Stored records
● ● ● ● ●
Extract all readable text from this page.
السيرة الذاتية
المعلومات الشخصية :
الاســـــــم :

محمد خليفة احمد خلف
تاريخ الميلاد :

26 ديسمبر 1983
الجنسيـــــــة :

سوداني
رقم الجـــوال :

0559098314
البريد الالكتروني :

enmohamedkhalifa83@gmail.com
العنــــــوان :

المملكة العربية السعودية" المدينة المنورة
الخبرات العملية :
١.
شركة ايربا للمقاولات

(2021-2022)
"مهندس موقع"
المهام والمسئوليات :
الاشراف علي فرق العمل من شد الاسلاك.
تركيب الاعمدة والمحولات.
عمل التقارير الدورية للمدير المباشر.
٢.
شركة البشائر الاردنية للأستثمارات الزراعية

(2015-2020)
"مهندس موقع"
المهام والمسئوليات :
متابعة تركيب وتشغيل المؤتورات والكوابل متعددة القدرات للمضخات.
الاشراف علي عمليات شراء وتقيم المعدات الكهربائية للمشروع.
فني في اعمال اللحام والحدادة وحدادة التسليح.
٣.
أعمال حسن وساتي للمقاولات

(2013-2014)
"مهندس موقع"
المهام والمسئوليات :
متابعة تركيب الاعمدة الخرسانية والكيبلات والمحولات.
● ● ● ● ●
* _AIM_
Exactly reproduce the material above.

* _OUTPUT OF THE EXERCISE_
Extract all readable text from this page.
السيرة الذاتية
المعلومات الشخصية :
الاســـــــم :

محمد خليفة احمد خلف
تاريخ الميلاد :

26 ديسمبر 1983
الجنسيـــــــة :

سوداني
رقم الجـــوال :

0559098314
البريد الالكتروني :

enmohamedkhalifa83@gmail.com
العنــــــوان :

المملكة العربية السعودية" المدينة المنورة
الخبرات العملية :
١.
شركة ايربا للمقاولات

(2021-2022)
"مهندس موقع"
المهام والمسئوليات :
الاشراف علي فرق العمل من شد الاسلاك.
تركيب الاعمدة والمحولات.
عمل التقارير الدورية للمدير المباشر.
٢.
شركة البشائر الاردنية للأستثمارات الزراعية

(2015-2020)
"مهندس موقع"
المهام والمسئوليات :
متابعة تركيب وتشغيل المؤتورات والكوابل متعددة القدرات للمضخات.
الاشراف علي عمليات شراء وتقيم المعدات الكهربائية للمشروع.
فني في اعمال اللحام والحدادة وحدادة التسليح.
٣.
أعمال حسن وساتي للمقاولات

(2013-2014)
"مهندس موقع"
المهام والمسئوليات :
متابعة تركيب الاعمدة الخرسانية والكيبلات والمحولات.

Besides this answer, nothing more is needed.